▶ **STATED TASK**:
Select, from the material below, each line with "type" in it.

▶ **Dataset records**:
········

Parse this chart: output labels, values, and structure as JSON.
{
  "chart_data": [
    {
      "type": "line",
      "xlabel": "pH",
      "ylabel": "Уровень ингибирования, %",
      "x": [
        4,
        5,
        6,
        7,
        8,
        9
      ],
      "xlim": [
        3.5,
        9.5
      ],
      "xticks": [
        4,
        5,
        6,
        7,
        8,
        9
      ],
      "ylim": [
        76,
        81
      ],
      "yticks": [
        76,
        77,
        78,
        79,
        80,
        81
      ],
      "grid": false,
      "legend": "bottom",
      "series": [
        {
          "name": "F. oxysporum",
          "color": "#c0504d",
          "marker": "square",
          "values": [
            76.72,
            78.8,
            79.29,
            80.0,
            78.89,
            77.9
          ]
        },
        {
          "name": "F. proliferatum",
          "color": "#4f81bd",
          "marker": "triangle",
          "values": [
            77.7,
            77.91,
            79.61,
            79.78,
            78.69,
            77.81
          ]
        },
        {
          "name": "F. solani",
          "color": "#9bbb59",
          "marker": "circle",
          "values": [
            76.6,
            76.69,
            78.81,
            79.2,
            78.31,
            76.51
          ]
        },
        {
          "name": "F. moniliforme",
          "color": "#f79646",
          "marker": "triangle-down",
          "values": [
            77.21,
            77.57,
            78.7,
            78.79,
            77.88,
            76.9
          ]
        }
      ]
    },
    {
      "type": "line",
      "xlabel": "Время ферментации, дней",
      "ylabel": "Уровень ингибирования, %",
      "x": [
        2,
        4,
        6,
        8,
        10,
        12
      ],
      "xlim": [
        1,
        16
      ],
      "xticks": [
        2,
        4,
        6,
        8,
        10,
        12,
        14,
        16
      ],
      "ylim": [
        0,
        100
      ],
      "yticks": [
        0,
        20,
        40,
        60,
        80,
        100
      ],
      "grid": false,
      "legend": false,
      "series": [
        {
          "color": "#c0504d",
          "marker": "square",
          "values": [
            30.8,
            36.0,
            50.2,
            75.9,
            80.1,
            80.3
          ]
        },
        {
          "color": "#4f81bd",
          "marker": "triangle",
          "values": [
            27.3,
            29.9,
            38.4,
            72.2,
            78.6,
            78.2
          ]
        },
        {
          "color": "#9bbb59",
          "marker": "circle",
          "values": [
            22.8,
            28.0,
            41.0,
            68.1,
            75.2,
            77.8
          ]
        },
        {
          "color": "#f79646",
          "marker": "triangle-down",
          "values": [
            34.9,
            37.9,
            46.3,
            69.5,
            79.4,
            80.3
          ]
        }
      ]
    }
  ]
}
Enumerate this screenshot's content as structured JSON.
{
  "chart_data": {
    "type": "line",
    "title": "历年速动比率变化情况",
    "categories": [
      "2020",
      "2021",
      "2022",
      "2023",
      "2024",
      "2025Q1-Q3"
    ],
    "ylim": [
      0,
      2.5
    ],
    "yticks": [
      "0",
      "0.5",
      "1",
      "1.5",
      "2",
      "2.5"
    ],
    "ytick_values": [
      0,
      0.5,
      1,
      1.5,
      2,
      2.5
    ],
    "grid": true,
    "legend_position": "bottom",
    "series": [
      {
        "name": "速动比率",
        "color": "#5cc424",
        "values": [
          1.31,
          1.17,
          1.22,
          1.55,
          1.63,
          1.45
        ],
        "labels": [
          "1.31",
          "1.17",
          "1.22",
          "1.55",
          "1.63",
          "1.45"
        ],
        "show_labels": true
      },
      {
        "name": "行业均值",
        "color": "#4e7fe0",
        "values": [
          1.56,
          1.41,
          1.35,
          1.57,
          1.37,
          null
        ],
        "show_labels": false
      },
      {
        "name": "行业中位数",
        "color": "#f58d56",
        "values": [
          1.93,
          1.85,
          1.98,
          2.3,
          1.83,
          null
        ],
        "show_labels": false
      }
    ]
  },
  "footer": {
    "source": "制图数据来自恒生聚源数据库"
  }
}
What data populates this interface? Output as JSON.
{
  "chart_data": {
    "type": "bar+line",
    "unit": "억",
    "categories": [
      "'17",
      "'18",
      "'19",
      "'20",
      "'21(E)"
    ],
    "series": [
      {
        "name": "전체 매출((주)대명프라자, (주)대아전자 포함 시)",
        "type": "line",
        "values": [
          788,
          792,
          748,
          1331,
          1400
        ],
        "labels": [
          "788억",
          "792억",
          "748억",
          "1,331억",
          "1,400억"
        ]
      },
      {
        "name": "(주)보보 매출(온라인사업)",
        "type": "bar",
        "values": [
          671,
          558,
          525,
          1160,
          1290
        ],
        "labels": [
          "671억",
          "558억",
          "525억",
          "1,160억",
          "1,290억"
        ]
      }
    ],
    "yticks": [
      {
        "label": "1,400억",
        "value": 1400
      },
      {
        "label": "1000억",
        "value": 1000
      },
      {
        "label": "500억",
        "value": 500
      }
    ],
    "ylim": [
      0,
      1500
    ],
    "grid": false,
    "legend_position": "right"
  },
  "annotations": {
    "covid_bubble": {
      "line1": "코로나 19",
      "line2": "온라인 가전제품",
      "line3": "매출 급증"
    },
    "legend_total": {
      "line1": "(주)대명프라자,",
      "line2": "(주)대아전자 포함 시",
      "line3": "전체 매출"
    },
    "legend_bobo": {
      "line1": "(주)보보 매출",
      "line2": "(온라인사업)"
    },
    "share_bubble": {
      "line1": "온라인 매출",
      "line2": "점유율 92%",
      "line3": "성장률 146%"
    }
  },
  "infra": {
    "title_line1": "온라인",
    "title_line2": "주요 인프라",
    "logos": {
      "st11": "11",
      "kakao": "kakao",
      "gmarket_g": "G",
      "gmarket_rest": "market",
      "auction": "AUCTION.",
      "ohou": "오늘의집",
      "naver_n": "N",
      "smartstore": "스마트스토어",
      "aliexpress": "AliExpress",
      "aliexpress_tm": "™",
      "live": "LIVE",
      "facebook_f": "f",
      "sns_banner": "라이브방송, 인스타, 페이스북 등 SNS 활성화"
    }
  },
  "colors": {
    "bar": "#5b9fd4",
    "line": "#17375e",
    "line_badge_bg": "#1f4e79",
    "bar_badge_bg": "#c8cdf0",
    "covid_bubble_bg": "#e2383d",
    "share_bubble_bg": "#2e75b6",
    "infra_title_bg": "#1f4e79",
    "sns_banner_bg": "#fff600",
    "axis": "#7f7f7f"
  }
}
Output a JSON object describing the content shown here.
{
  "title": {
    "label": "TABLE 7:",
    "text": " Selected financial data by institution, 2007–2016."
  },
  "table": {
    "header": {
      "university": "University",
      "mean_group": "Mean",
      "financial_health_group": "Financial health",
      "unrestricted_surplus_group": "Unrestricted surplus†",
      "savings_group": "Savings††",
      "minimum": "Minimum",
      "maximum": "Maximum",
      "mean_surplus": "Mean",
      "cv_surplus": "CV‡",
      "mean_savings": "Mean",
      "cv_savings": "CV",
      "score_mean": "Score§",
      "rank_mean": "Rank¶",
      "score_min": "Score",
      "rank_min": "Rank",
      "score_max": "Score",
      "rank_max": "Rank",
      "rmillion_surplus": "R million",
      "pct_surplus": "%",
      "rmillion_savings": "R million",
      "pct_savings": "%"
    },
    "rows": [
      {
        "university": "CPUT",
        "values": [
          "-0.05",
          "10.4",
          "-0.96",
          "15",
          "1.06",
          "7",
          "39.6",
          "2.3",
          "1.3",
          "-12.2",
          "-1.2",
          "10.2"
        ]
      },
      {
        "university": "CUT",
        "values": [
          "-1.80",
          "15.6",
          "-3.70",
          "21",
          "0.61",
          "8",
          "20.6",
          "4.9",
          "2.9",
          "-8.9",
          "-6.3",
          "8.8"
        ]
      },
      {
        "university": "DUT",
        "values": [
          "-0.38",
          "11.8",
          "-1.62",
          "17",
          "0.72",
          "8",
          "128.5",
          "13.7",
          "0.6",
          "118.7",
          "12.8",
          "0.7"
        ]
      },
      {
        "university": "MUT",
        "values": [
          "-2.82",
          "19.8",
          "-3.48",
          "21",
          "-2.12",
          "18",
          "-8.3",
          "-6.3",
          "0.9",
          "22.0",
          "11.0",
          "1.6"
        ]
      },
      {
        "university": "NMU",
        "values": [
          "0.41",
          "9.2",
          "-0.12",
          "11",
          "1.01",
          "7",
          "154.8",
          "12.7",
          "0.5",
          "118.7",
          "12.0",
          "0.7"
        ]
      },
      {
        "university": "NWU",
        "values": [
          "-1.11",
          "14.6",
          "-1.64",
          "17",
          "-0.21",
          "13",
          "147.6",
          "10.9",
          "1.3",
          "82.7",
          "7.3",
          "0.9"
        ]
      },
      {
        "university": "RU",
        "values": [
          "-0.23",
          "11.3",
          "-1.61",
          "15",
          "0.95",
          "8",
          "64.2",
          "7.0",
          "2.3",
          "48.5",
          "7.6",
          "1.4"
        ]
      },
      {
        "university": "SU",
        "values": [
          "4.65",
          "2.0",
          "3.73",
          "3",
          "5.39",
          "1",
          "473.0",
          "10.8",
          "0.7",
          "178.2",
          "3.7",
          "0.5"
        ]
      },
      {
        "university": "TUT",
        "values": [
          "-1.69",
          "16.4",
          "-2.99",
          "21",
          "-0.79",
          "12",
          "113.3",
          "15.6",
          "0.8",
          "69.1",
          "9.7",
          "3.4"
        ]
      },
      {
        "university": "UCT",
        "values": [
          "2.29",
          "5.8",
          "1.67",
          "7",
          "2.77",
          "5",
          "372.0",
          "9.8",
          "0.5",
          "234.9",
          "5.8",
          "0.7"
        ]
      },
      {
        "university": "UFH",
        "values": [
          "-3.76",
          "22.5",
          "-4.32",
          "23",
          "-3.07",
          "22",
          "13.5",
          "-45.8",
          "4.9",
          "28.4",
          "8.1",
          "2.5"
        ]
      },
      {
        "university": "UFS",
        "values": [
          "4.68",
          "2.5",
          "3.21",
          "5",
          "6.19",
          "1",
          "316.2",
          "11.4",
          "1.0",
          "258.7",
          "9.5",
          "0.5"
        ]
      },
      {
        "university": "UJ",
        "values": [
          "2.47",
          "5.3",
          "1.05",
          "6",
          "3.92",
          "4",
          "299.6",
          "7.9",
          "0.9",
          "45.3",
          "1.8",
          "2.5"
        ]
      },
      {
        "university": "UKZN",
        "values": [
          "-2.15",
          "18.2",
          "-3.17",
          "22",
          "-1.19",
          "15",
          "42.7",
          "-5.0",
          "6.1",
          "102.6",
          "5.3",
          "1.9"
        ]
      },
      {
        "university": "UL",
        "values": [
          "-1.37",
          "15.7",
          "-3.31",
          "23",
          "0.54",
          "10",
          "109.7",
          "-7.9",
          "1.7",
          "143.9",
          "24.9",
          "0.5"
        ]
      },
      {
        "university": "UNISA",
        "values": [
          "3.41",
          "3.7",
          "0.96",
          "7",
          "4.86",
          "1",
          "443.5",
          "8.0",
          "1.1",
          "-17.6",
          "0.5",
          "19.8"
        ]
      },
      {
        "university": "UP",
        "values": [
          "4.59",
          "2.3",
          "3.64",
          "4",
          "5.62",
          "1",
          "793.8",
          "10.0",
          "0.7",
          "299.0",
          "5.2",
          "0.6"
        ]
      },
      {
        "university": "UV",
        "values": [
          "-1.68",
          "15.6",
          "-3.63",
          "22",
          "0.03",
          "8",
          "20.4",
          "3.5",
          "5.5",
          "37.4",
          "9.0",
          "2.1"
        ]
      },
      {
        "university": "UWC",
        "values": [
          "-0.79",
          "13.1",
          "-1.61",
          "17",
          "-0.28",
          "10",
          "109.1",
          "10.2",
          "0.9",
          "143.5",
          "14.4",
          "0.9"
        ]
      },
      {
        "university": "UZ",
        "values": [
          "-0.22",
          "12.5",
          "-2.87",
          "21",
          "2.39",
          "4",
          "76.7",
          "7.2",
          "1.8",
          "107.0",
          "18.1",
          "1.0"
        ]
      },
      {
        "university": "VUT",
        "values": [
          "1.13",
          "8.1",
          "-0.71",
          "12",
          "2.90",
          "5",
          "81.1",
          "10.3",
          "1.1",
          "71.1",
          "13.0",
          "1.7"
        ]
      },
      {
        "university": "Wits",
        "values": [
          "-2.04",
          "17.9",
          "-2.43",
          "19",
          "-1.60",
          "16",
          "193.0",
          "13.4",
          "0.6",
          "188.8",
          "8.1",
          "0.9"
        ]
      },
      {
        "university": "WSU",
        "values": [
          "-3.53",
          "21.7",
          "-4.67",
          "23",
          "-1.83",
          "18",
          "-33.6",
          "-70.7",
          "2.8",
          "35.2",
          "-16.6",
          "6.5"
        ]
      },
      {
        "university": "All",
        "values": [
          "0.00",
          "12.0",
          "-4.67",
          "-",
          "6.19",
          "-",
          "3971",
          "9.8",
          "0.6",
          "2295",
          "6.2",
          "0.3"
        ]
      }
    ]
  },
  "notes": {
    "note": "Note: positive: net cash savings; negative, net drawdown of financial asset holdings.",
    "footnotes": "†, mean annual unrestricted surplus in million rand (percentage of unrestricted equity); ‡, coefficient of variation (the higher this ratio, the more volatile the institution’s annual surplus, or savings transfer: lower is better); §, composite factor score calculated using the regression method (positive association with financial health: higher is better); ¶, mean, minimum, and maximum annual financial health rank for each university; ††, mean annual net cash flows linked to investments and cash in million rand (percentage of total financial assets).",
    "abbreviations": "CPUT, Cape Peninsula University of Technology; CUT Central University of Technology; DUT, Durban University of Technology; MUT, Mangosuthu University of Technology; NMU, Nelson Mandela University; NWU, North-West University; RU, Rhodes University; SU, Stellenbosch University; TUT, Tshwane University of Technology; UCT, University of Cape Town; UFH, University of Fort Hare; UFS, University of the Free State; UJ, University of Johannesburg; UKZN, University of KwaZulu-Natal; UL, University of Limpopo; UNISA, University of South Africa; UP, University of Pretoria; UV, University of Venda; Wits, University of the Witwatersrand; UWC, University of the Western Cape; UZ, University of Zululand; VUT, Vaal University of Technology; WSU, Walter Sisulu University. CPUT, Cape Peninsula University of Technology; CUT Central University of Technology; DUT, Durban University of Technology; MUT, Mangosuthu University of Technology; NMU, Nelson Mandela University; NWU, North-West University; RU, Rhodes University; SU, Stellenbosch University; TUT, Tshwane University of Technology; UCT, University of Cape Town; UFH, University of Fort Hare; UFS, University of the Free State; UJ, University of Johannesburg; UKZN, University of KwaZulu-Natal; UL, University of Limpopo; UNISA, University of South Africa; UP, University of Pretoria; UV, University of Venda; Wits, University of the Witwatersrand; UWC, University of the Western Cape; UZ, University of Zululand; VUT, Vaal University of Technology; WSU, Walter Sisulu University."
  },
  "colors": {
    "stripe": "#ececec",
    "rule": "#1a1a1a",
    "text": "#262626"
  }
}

········

▶ **TASK SOLUTION**:
      "type": "line",
      "type": "line",
    "type": "line",
    "type": "bar+line",
        "type": "line",
        "type": "bar",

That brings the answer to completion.